• Stored records:
^^^^^^^^

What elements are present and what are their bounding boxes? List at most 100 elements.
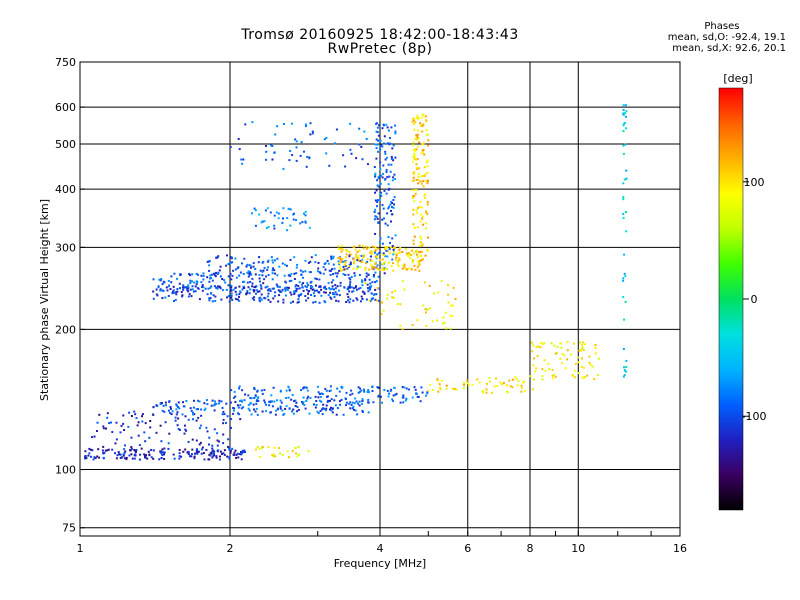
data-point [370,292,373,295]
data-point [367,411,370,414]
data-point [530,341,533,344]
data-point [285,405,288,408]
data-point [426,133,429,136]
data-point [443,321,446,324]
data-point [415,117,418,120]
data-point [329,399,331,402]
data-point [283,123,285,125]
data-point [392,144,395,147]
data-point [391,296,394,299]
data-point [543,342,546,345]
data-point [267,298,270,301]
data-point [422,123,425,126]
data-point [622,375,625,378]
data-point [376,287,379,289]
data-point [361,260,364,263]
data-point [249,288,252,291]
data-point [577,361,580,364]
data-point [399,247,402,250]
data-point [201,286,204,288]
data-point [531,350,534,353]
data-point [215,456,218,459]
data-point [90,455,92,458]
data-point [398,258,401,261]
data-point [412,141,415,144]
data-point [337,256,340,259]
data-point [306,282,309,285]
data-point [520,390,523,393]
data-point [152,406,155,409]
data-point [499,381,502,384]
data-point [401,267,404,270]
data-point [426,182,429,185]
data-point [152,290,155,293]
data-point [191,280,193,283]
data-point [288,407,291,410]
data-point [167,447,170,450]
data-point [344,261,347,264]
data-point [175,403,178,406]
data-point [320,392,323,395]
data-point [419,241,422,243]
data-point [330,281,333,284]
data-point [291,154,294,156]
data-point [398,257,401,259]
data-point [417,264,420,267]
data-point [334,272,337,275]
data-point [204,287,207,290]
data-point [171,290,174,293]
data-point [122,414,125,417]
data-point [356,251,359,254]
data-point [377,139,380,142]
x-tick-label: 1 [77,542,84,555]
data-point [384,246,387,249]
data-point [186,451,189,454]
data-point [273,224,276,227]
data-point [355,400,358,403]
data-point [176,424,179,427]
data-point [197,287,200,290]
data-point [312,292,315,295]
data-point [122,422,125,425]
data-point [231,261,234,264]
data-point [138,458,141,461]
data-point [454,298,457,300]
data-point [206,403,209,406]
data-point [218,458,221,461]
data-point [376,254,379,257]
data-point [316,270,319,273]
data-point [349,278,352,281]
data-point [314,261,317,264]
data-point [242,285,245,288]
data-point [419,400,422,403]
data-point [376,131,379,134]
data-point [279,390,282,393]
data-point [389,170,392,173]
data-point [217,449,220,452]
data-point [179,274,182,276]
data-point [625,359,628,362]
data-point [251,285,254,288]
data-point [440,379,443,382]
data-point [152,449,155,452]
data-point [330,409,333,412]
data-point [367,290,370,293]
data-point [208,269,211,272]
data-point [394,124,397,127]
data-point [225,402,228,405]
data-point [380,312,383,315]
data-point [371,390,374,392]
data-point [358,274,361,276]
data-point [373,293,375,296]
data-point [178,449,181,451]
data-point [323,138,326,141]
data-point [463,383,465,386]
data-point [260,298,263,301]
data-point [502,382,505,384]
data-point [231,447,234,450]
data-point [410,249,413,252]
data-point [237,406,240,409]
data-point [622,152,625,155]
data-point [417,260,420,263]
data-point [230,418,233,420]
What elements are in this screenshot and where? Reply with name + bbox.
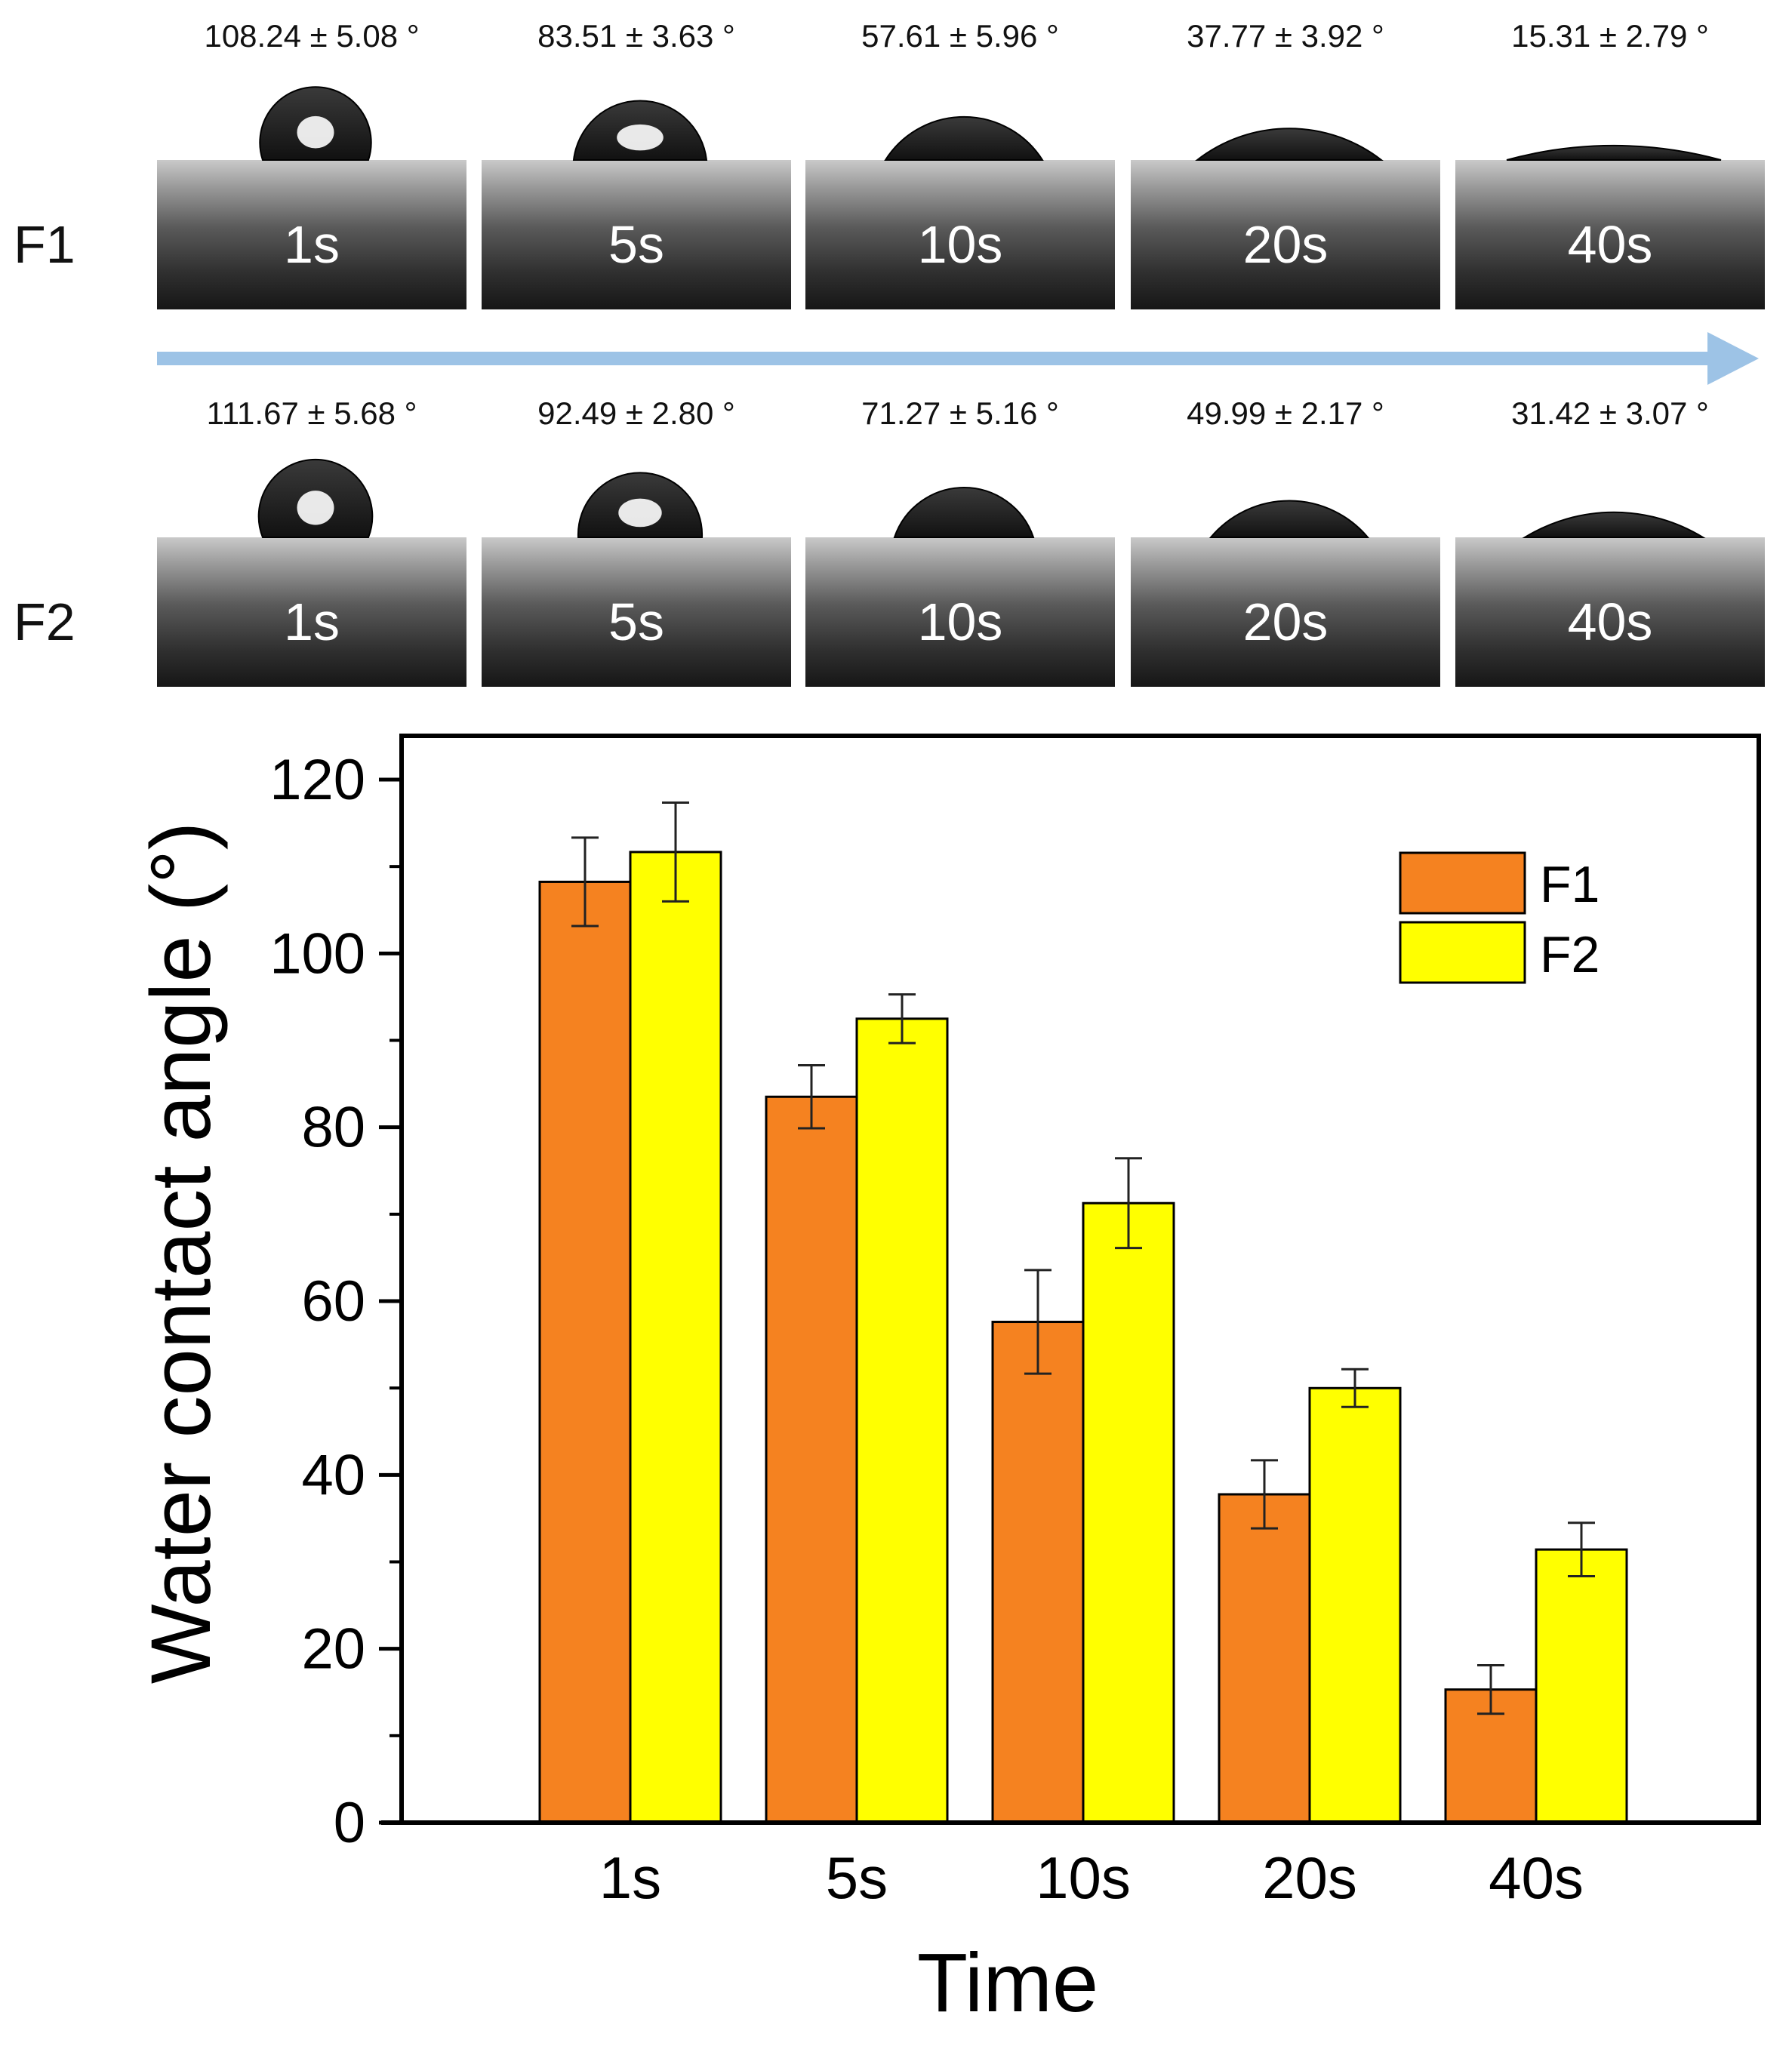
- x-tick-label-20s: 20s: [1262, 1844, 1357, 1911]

^^^^^^^^

• Requirements:
Please find every line in the data above that contains the word "elements" and copy each of those lines. Letter case counts.

• Result of the exercise:
What elements are present and what are their bounding boxes? List at most 100 elements.
What elements are in this screenshot and where? Reply with name + bbox.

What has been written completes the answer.